◆ Requirement ◆
Write out each line exactly as it stands, please.
-=-=-
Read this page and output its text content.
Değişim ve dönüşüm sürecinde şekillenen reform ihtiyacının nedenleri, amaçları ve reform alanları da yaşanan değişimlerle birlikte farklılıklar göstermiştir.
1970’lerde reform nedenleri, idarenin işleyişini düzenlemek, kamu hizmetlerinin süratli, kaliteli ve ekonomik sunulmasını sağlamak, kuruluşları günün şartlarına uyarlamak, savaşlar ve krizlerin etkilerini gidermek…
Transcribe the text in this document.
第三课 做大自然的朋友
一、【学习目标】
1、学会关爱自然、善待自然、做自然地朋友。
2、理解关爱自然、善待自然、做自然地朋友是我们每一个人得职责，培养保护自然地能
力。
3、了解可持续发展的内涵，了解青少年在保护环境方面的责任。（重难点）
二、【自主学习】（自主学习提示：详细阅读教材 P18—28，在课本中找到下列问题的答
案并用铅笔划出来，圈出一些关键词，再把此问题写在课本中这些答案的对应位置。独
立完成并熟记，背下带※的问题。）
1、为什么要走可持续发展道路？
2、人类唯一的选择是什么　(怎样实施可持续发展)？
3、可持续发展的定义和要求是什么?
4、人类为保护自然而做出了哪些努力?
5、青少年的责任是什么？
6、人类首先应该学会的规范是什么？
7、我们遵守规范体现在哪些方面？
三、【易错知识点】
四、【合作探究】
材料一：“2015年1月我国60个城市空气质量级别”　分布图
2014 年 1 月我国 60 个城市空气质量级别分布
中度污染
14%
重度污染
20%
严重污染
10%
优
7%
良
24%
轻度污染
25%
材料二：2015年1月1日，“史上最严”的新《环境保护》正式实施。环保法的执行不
-=-=-
◆ Response to the exercise ◆
Read this page and output its text content.
Değişim ve dönüşüm sürecinde şekillenen reform ihtiyacının nedenleri, amaçları ve reform alanları da yaşanan değişimlerle birlikte farklılıklar göstermiştir.
1970’lerde reform nedenleri, idarenin işleyişini düzenlemek, kamu hizmetlerinin süratli, kaliteli ve ekonomik sunulmasını sağlamak, kuruluşları günün şartlarına uyarlamak, savaşlar ve krizlerin etkilerini gidermek…
Transcribe the text in this document.
第三课 做大自然的朋友
一、【学习目标】
1、学会关爱自然、善待自然、做自然地朋友。
2、理解关爱自然、善待自然、做自然地朋友是我们每一个人得职责，培养保护自然地能
力。
3、了解可持续发展的内涵，了解青少年在保护环境方面的责任。（重难点）
二、【自主学习】（自主学习提示：详细阅读教材 P18—28，在课本中找到下列问题的答
案并用铅笔划出来，圈出一些关键词，再把此问题写在课本中这些答案的对应位置。独
立完成并熟记，背下带※的问题。）
1、为什么要走可持续发展道路？
2、人类唯一的选择是什么　(怎样实施可持续发展)？
3、可持续发展的定义和要求是什么?
4、人类为保护自然而做出了哪些努力?
5、青少年的责任是什么？
6、人类首先应该学会的规范是什么？
7、我们遵守规范体现在哪些方面？
三、【易错知识点】
四、【合作探究】
材料一：“2015年1月我国60个城市空气质量级别”　分布图
2014 年 1 月我国 60 个城市空气质量级别分布
中度污染
14%
重度污染
20%
严重污染
10%
优
7%
良
24%
轻度污染
25%
材料二：2015年1月1日，“史上最严”的新《环境保护》正式实施。环保法的执行不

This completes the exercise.